Data rows:

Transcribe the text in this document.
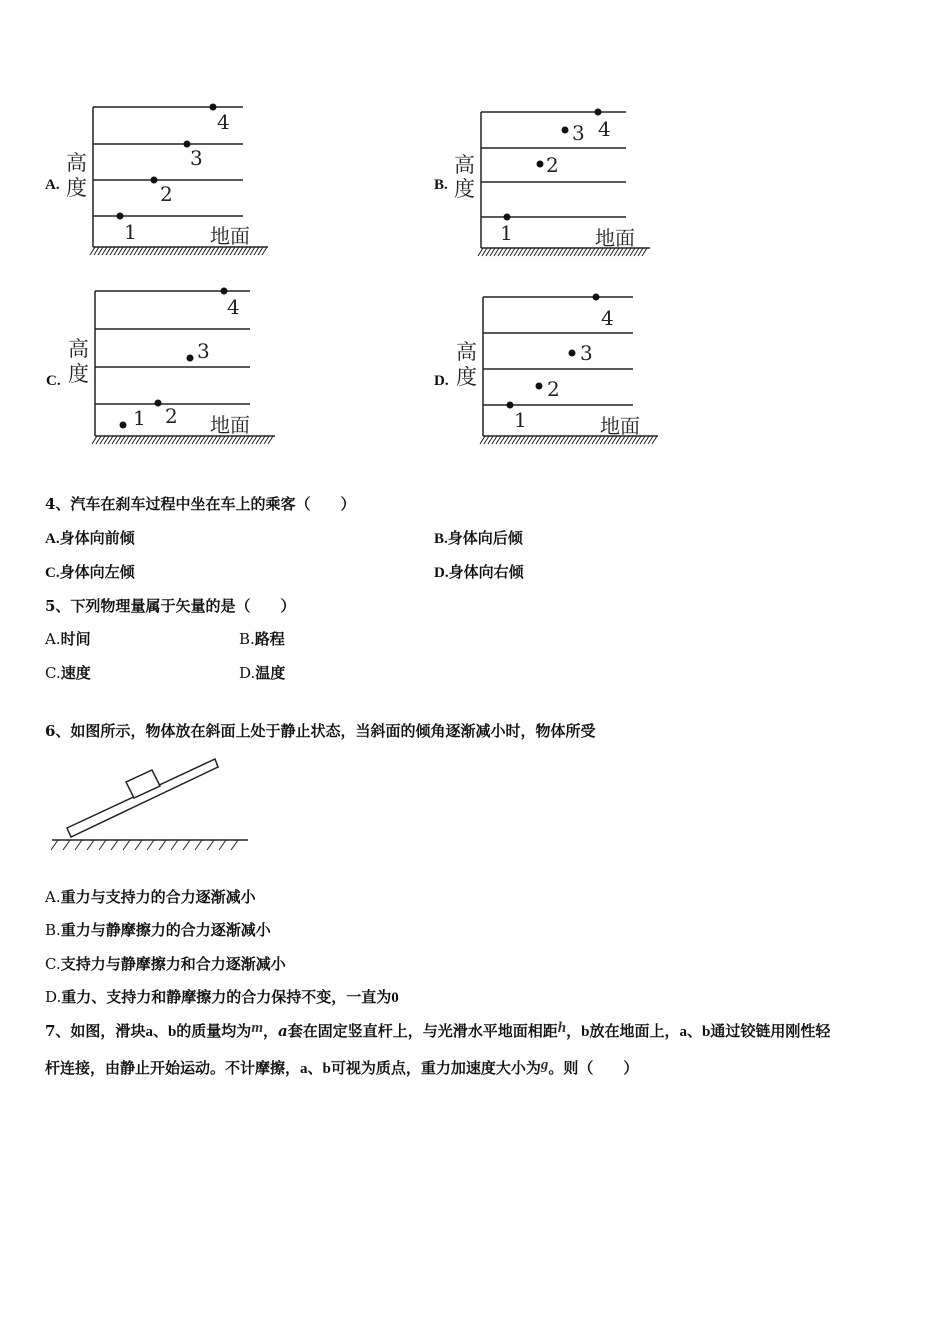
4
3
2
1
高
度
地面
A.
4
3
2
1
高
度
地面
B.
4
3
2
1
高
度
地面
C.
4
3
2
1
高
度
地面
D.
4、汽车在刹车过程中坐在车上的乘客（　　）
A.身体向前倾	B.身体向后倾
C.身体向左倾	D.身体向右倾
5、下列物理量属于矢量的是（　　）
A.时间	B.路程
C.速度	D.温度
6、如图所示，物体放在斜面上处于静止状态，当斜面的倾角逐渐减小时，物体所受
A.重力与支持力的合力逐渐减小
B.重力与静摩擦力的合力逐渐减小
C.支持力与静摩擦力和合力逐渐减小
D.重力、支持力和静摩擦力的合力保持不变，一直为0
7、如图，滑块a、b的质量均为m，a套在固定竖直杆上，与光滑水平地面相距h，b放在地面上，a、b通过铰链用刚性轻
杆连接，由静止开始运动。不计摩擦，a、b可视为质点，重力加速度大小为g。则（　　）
...
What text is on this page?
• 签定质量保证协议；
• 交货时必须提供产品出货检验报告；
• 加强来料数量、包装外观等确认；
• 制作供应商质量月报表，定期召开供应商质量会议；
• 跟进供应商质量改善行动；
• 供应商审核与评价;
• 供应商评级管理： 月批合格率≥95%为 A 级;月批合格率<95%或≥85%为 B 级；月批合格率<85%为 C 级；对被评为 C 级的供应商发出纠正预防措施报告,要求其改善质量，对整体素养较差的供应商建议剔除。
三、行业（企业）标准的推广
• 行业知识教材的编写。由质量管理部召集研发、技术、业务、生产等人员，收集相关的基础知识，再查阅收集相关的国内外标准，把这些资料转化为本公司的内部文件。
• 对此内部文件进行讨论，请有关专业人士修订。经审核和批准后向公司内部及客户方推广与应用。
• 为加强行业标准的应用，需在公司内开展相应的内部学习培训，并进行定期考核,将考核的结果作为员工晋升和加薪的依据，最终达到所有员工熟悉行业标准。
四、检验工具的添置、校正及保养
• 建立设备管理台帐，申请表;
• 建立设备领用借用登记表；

Requirement:
All lines that include "this" are to be gathered and copied.

The response:
Transcribe the text in this document.
What text is on this page?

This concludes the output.